* To do
What lines of the data include the string "Locations"? Copy them all.

* Material for this task
◆ ◆ ◆ ◆
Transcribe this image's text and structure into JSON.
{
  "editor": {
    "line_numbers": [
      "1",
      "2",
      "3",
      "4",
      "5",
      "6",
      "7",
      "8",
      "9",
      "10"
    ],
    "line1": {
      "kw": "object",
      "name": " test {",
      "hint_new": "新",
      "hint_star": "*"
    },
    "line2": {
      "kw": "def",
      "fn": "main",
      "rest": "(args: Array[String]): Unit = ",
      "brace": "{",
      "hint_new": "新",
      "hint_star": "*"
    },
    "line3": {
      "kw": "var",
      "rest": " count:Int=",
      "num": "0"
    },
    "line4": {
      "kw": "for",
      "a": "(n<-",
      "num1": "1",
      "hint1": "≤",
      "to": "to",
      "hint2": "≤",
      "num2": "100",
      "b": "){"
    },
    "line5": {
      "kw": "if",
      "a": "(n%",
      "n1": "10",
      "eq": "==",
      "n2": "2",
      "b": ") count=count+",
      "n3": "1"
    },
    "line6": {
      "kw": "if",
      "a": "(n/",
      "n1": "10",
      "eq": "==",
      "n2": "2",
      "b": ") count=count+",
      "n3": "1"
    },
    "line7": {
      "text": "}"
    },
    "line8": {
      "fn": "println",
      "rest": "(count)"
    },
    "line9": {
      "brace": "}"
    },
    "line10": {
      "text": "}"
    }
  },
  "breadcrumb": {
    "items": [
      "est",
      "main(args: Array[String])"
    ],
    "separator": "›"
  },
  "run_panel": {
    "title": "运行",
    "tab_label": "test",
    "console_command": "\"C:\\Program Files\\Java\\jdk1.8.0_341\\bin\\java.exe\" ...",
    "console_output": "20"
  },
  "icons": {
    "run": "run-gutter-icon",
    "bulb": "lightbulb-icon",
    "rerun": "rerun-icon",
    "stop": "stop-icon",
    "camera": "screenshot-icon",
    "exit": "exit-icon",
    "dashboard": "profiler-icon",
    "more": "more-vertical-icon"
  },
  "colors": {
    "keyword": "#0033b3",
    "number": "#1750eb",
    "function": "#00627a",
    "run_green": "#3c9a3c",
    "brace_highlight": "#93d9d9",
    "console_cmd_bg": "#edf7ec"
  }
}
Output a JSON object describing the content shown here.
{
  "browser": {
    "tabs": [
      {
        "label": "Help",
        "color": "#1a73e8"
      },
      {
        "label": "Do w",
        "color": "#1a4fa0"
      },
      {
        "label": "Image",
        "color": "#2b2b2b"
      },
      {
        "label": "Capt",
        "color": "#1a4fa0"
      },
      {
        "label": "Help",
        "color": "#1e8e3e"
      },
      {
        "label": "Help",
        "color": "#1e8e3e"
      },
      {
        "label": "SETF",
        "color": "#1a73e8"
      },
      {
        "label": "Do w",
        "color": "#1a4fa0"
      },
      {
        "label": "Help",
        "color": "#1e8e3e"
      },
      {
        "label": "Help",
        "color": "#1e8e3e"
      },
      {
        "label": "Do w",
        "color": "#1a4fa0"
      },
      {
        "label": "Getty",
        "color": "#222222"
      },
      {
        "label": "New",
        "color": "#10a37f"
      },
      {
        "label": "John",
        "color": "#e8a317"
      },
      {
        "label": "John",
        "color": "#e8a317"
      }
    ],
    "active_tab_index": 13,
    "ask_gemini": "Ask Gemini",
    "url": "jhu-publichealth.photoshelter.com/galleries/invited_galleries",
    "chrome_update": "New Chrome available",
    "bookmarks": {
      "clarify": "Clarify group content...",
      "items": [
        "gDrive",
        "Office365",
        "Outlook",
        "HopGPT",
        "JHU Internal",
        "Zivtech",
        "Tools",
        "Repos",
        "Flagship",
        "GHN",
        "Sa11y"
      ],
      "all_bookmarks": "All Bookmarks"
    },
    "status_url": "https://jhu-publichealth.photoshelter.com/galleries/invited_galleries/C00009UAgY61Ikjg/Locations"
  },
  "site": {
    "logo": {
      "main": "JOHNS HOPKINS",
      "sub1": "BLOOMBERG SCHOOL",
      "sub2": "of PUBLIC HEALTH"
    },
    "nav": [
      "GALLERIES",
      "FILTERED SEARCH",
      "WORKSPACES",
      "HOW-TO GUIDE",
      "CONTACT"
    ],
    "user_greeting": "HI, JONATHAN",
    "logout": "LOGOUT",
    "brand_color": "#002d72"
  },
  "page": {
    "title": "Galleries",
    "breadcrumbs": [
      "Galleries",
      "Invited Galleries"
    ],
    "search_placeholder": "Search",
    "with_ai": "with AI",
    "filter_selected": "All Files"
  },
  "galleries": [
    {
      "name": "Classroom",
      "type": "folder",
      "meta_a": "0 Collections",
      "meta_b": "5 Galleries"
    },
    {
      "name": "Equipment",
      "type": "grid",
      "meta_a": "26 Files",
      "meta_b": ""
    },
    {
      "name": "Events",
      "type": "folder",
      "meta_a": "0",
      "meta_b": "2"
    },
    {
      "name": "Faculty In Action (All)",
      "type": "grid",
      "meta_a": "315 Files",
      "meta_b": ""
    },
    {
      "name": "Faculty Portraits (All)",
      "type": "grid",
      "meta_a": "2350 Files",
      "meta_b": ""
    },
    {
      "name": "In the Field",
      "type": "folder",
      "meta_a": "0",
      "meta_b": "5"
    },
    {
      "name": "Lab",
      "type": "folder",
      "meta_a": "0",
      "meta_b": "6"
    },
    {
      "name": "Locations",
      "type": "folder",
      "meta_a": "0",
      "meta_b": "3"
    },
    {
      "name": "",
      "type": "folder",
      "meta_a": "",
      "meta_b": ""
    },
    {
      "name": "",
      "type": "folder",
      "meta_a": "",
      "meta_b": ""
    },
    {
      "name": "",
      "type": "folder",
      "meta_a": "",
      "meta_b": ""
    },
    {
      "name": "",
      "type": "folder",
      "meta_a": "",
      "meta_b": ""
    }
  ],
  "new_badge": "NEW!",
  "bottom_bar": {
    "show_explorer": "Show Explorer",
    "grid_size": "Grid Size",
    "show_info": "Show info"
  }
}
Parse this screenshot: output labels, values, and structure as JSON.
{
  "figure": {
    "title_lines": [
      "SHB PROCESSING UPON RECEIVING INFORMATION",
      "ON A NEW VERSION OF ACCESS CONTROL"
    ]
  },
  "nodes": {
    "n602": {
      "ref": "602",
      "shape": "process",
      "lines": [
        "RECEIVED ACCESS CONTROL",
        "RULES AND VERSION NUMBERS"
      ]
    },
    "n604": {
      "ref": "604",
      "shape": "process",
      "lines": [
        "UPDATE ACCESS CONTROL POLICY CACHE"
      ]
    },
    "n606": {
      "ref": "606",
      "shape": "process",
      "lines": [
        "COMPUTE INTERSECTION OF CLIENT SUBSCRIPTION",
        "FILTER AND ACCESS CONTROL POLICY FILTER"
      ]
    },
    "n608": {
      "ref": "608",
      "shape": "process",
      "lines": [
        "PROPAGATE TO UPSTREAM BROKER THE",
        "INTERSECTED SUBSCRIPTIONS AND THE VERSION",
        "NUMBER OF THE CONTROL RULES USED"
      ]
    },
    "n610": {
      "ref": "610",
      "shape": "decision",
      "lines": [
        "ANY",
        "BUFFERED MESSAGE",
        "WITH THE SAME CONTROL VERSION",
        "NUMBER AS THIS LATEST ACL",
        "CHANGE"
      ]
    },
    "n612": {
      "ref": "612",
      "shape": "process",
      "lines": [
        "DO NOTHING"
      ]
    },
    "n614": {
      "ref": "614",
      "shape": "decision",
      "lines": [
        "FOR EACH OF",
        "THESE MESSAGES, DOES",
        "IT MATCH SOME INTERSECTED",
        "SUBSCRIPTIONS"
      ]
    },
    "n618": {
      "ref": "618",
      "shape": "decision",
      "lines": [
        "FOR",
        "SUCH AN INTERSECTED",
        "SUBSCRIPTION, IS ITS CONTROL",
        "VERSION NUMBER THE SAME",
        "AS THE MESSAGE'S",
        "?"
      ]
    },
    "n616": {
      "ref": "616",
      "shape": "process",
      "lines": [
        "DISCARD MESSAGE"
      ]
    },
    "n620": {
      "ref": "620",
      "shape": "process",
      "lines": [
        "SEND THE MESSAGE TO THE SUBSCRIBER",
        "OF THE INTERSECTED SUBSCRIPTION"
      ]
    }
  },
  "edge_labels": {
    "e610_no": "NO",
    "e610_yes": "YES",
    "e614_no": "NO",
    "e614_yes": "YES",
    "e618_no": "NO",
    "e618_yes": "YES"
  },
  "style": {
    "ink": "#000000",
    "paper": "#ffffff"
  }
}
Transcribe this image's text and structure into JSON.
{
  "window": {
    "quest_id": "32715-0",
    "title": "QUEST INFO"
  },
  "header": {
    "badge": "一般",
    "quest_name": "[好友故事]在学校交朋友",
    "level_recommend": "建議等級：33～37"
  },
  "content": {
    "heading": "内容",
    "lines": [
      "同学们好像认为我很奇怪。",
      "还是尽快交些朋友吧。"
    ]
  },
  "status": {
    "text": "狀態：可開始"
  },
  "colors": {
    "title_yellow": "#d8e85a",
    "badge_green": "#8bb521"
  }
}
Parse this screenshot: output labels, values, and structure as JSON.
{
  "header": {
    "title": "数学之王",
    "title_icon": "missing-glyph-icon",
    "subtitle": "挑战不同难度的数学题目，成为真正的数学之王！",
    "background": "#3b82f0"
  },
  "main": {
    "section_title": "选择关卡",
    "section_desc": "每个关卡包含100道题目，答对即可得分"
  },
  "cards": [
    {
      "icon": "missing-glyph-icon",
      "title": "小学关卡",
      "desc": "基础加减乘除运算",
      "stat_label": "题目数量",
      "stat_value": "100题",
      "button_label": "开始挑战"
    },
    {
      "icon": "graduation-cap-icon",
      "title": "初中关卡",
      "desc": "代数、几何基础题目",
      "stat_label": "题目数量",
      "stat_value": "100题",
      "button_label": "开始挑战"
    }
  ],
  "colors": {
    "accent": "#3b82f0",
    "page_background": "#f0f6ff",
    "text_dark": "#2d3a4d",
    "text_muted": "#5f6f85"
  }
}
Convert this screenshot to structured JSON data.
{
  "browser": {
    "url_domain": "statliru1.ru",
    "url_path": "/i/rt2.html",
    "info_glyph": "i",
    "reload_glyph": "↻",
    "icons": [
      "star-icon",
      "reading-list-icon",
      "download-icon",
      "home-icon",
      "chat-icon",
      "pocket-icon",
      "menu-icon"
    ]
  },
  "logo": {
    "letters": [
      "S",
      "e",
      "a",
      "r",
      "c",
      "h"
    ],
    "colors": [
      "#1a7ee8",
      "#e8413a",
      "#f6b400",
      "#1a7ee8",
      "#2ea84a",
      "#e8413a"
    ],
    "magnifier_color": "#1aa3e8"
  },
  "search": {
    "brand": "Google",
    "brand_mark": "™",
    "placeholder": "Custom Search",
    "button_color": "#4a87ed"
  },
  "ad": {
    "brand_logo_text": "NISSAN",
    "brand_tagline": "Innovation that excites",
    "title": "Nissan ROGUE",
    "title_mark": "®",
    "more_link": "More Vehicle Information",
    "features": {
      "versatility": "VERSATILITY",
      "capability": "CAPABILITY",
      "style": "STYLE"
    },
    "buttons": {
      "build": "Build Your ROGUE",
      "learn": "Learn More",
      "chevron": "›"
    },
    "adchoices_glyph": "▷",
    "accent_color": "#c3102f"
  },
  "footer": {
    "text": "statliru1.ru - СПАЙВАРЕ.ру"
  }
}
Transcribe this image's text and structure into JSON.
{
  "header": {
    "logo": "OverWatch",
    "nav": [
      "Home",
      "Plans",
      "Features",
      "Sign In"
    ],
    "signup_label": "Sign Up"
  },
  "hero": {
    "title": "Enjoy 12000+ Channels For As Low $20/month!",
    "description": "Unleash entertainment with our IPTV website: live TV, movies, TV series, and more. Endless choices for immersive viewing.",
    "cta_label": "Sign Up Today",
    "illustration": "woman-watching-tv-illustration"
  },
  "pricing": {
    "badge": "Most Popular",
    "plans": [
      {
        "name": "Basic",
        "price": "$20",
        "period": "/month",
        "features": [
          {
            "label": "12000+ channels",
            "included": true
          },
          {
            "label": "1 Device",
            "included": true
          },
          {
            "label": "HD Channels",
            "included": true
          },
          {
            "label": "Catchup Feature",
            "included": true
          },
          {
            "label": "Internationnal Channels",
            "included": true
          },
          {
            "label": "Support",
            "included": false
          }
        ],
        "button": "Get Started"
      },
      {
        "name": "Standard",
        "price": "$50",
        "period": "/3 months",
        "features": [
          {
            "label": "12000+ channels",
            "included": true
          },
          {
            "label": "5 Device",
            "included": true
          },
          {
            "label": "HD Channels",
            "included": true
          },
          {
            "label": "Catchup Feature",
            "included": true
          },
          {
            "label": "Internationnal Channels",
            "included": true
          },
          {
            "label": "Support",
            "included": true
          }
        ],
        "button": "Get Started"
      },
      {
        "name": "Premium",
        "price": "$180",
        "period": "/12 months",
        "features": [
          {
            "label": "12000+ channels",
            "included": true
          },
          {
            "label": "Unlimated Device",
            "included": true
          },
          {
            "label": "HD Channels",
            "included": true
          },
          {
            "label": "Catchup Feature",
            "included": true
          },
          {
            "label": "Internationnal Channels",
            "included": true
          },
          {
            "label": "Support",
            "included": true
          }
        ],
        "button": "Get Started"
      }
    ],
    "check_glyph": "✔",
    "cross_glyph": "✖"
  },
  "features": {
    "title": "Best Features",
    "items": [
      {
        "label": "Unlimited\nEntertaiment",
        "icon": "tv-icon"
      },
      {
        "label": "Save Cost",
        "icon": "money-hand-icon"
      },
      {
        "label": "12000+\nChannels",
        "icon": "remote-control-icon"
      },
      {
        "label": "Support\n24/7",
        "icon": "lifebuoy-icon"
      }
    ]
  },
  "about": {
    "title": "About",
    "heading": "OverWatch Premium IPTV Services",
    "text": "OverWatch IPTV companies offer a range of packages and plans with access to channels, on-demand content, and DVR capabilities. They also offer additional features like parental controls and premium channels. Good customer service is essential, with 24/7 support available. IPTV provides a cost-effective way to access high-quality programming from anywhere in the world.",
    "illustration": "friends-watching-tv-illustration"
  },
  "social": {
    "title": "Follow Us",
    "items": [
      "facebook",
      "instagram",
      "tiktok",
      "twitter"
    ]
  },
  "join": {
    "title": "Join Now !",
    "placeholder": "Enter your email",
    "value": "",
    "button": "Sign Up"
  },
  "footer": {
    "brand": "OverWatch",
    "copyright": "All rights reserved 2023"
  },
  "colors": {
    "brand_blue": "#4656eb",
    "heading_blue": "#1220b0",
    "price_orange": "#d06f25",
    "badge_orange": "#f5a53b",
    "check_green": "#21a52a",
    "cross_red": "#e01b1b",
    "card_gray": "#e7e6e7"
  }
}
◆ ◆ ◆ ◆
* Full response
    "status_url": "https://jhu-publichealth.photoshelter.com/galleries/invited_galleries/C00009UAgY61Ikjg/Locations"
      "name": "Locations",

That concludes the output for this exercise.